Request: Report the count of lines where the string "image" appears, and nothing else.

>> begin Excerpted records

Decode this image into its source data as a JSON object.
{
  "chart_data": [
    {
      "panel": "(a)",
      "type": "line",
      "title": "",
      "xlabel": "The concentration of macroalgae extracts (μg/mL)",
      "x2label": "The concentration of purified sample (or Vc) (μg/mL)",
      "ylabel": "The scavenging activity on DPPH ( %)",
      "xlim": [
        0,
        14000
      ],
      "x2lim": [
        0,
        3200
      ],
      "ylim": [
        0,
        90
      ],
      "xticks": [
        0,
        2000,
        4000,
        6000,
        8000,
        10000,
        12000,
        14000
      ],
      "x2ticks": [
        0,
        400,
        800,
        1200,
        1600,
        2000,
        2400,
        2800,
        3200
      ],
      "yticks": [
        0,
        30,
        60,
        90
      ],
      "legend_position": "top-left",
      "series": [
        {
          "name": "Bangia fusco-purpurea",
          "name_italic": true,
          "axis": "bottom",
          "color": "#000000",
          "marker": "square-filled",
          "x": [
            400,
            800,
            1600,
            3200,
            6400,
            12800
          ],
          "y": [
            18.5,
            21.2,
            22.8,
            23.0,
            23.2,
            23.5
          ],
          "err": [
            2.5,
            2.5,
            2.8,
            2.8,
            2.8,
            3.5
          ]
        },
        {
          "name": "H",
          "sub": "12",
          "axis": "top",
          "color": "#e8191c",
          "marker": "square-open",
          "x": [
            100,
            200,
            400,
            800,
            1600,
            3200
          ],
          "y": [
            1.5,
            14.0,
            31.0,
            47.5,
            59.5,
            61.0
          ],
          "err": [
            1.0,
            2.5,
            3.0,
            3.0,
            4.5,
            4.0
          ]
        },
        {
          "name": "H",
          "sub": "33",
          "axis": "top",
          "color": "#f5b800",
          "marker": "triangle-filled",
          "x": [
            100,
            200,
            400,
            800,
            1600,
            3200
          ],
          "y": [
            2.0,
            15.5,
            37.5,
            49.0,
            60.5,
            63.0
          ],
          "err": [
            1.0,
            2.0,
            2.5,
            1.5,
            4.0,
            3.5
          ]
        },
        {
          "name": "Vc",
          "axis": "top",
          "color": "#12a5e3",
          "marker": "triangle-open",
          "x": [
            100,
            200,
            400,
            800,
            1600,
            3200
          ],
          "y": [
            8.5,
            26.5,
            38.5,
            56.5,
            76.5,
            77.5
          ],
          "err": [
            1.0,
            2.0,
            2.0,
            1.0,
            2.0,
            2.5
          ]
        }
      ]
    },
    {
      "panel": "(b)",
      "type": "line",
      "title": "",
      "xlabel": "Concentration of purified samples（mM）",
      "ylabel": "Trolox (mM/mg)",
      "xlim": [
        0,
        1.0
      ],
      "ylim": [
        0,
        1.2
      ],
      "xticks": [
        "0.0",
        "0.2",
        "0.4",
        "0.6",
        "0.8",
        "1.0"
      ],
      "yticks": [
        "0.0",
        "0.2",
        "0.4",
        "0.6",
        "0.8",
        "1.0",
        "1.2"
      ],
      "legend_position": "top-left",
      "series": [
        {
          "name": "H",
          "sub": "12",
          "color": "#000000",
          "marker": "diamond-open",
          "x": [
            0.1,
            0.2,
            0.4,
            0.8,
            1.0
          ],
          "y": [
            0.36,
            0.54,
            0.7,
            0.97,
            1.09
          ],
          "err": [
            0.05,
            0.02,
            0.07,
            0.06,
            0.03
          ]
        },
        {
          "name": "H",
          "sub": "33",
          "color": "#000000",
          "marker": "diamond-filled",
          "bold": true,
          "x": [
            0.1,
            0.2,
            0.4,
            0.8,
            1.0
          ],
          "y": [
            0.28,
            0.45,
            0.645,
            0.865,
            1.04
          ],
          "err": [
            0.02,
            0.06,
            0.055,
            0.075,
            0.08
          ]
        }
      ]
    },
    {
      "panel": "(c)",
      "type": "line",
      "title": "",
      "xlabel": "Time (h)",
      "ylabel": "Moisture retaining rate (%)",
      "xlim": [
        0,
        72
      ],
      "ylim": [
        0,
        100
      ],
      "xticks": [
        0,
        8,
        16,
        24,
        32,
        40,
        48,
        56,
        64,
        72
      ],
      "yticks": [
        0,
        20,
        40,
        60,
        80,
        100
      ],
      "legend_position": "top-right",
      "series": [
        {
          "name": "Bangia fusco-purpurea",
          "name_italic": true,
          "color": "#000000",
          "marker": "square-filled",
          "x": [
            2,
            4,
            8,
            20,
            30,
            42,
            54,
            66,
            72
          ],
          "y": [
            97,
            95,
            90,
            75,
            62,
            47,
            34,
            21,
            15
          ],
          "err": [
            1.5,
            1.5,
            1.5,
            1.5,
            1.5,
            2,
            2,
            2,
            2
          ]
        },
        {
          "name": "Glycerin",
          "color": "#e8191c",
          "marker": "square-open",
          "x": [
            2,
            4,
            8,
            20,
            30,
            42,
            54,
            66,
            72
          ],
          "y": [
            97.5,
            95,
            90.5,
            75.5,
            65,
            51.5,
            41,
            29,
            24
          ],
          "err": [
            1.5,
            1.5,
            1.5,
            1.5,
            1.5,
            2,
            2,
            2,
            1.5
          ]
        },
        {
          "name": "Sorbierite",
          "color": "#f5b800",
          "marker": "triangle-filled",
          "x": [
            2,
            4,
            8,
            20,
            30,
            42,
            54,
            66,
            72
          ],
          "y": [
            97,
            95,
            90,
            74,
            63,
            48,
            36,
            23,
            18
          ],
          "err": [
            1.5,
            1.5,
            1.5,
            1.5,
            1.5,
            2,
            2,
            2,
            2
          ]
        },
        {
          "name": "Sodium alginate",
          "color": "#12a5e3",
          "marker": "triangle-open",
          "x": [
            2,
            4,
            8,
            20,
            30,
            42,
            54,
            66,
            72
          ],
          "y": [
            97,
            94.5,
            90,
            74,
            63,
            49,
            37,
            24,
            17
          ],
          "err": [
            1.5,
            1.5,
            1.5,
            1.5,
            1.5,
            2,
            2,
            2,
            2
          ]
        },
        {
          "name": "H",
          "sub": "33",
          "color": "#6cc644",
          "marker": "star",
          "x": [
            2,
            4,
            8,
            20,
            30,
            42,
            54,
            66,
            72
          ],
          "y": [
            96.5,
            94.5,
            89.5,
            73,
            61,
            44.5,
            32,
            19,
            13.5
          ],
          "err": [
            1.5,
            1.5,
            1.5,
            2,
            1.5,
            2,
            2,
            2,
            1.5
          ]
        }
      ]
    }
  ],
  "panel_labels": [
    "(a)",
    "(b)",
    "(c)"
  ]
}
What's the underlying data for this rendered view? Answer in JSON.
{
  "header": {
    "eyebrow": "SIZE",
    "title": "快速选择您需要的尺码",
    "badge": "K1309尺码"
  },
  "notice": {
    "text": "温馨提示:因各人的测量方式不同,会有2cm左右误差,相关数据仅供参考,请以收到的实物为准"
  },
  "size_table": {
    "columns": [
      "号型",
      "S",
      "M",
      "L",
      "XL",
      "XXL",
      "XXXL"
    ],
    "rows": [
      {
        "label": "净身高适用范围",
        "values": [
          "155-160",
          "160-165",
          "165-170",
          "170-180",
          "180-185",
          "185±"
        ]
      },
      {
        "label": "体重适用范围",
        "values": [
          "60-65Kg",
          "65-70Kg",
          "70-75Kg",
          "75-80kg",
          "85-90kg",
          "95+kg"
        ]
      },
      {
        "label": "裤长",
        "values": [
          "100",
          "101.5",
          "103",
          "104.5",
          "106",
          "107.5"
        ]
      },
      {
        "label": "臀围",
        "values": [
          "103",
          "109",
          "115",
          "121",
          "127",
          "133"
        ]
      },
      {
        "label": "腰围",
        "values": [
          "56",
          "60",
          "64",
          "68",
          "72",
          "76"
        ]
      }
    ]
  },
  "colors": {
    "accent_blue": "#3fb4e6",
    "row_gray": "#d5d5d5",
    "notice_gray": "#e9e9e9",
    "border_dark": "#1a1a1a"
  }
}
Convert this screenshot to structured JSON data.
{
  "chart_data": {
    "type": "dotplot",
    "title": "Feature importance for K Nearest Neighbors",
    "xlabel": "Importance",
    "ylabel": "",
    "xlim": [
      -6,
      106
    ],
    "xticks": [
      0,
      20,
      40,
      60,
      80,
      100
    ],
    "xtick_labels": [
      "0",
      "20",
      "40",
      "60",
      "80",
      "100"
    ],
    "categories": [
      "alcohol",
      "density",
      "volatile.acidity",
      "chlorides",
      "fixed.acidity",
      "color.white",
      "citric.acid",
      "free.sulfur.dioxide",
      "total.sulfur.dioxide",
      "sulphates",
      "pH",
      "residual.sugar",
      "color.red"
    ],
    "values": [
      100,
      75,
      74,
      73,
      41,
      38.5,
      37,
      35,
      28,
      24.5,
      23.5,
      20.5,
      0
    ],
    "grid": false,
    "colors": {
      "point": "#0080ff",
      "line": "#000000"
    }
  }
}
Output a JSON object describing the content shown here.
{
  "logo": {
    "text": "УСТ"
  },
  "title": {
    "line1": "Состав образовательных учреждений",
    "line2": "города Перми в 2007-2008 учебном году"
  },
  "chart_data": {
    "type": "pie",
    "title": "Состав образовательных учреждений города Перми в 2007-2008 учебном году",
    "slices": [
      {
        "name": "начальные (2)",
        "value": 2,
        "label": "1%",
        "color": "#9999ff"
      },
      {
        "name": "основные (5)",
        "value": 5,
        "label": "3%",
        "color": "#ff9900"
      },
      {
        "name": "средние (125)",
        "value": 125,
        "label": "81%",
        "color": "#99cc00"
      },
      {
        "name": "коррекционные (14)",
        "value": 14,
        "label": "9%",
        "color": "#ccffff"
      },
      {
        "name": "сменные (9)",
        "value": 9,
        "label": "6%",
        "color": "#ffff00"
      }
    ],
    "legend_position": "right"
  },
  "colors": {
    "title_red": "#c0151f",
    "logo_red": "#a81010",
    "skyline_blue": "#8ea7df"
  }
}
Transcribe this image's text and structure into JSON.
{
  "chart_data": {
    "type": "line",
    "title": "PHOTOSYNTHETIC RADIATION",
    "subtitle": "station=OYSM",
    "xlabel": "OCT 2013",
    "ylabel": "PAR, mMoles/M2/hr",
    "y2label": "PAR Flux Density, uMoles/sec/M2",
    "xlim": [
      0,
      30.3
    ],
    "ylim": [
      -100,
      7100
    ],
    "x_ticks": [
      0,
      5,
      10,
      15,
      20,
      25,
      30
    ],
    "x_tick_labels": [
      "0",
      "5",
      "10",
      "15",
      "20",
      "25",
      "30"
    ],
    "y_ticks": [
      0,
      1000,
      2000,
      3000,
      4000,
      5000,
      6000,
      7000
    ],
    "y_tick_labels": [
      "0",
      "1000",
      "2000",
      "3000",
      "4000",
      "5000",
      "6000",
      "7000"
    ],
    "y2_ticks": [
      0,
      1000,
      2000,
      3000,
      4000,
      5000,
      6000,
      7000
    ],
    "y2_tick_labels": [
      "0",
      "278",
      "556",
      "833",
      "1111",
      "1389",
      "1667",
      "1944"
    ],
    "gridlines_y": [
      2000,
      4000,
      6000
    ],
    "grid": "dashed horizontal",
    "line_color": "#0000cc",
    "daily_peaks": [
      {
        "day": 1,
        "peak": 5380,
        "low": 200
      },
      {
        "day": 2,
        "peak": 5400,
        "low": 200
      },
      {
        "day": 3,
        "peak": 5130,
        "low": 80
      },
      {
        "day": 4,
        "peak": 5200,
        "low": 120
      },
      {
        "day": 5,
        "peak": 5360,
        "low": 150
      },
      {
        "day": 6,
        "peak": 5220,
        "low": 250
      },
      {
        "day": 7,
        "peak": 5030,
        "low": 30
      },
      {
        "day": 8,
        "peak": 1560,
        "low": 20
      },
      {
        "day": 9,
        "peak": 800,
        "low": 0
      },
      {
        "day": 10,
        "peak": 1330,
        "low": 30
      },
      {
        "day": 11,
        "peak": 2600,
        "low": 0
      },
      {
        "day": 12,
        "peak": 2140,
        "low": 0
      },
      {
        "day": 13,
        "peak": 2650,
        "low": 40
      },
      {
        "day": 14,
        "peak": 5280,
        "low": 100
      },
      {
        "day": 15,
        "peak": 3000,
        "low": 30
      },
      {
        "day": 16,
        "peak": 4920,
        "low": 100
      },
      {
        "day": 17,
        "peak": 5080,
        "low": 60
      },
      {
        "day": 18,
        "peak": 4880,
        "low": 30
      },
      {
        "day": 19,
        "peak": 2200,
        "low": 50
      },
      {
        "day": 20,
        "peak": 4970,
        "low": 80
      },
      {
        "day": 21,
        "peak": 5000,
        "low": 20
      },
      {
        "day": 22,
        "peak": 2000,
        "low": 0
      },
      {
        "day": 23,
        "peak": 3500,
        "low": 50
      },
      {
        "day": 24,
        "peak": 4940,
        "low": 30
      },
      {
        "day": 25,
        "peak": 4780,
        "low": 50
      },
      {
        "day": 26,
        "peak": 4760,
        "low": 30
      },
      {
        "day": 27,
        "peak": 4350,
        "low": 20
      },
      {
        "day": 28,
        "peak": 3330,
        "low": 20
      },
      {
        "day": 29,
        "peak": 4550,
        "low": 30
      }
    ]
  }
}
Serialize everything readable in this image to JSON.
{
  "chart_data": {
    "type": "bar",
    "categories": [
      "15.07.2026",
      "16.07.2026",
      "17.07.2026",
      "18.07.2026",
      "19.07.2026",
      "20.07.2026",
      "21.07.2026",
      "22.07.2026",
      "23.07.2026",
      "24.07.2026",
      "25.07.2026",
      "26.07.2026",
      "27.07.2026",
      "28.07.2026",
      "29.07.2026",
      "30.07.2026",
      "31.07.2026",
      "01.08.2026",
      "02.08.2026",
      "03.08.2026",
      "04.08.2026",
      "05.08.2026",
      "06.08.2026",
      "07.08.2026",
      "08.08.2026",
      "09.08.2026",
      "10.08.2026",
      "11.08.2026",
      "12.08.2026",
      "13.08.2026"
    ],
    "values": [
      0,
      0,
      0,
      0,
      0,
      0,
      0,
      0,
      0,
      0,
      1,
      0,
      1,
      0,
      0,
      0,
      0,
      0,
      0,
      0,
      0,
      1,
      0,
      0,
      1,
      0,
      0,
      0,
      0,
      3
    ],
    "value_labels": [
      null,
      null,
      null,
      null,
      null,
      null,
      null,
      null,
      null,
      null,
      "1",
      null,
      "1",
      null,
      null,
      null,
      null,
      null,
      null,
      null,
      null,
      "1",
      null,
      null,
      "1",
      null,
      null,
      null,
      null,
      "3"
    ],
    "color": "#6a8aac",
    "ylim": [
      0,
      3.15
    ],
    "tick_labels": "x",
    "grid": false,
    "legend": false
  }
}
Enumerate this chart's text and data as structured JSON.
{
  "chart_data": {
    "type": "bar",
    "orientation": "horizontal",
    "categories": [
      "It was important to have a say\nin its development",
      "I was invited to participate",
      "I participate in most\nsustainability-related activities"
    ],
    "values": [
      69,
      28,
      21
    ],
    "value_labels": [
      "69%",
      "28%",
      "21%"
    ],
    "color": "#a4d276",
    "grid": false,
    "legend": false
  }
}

>> end Excerpted records

Full response: 3